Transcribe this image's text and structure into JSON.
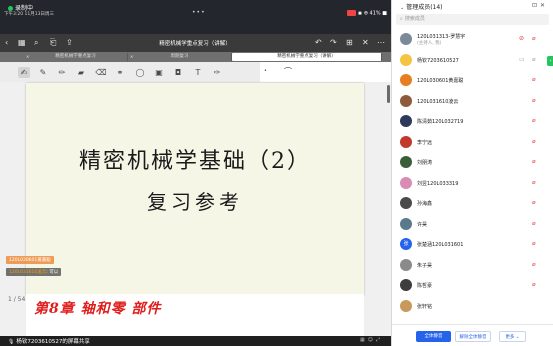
{
  "screen_share": {
    "status": {
      "recording": "录制中",
      "time_date": "下午3:20  11月13日周三",
      "sys_icons": "◉ ⊕ 41% ■"
    },
    "toolbar": {
      "doc_title": "精密机械学重点复习（讲解）",
      "page_dots": "•••"
    },
    "tabs": [
      "精密机械学重点复习",
      "周期复习",
      "精密机械学重点复习（讲解）"
    ],
    "slide": {
      "title": "精密机械学基础（2）",
      "subtitle": "复习参考"
    },
    "next_page_handwriting": "第8章 轴和零 部件",
    "page_indicator": "1 / 54",
    "overlays": {
      "chat1": "120L030601黄嘉聪",
      "chat2_name": "120L031610凌云",
      "chat2_msg": "可以"
    },
    "share_notice": "杨钦7203610527的屏幕共享"
  },
  "members_panel": {
    "title": "管理成员(14)",
    "search_placeholder": "搜索成员",
    "members": [
      {
        "name": "120L031313-罗慧宇",
        "role": "(主持人, 我)",
        "avatar_color": "#7b8a9a",
        "avatar_text": "",
        "video_red": true,
        "mic": "red"
      },
      {
        "name": "杨钦7203610527",
        "role": "",
        "avatar_color": "#f4c542",
        "avatar_text": "",
        "video_red": false,
        "mic": "gray"
      },
      {
        "name": "120L030601黄嘉聪",
        "role": "",
        "avatar_color": "#e67e22",
        "avatar_text": "",
        "video_red": false,
        "mic": "red"
      },
      {
        "name": "120L031610凌云",
        "role": "",
        "avatar_color": "#8e5a3c",
        "avatar_text": "",
        "video_red": false,
        "mic": "red"
      },
      {
        "name": "陈清茹120L032719",
        "role": "",
        "avatar_color": "#2e3a59",
        "avatar_text": "",
        "video_red": false,
        "mic": "red"
      },
      {
        "name": "李宁远",
        "role": "",
        "avatar_color": "#c0392b",
        "avatar_text": "",
        "video_red": false,
        "mic": "red"
      },
      {
        "name": "刘朋涛",
        "role": "",
        "avatar_color": "#3b5e3a",
        "avatar_text": "",
        "video_red": false,
        "mic": "red"
      },
      {
        "name": "刘昱120L033319",
        "role": "",
        "avatar_color": "#d98cb3",
        "avatar_text": "",
        "video_red": false,
        "mic": "red"
      },
      {
        "name": "孙海鑫",
        "role": "",
        "avatar_color": "#4a4a4a",
        "avatar_text": "",
        "video_red": false,
        "mic": "red"
      },
      {
        "name": "许昊",
        "role": "",
        "avatar_color": "#5a7a8c",
        "avatar_text": "",
        "video_red": false,
        "mic": "red"
      },
      {
        "name": "张楚涵120L031601",
        "role": "",
        "avatar_color": "#2563eb",
        "avatar_text": "张",
        "video_red": false,
        "mic": "red"
      },
      {
        "name": "朱子昊",
        "role": "",
        "avatar_color": "#8a8a8a",
        "avatar_text": "",
        "video_red": false,
        "mic": "red"
      },
      {
        "name": "陈哲豪",
        "role": "",
        "avatar_color": "#3d3d3d",
        "avatar_text": "",
        "video_red": false,
        "mic": "red"
      },
      {
        "name": "张轩铭",
        "role": "",
        "avatar_color": "#c79a5b",
        "avatar_text": "",
        "video_red": false,
        "mic": "none"
      }
    ],
    "buttons": {
      "mute_all": "全体静音",
      "unmute_all": "解除全体静音",
      "more": "更多"
    }
  }
}
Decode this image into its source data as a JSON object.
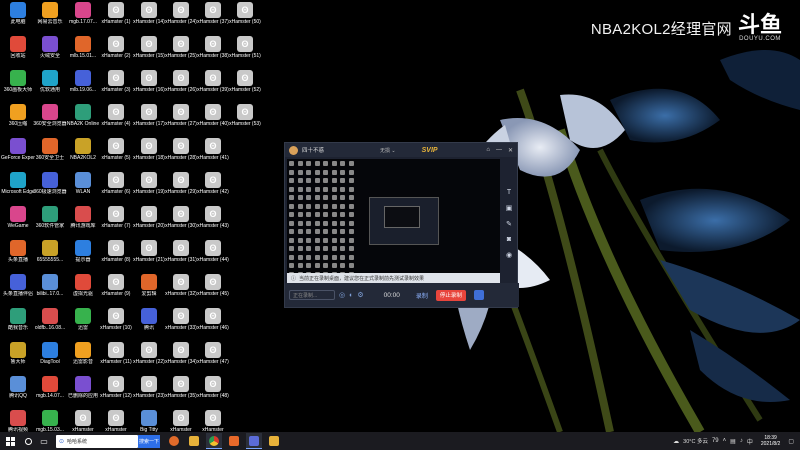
....
Find how many lines of the material carry the string "image". Only the number should be in the answer.

--- Solution to this exercise ---
2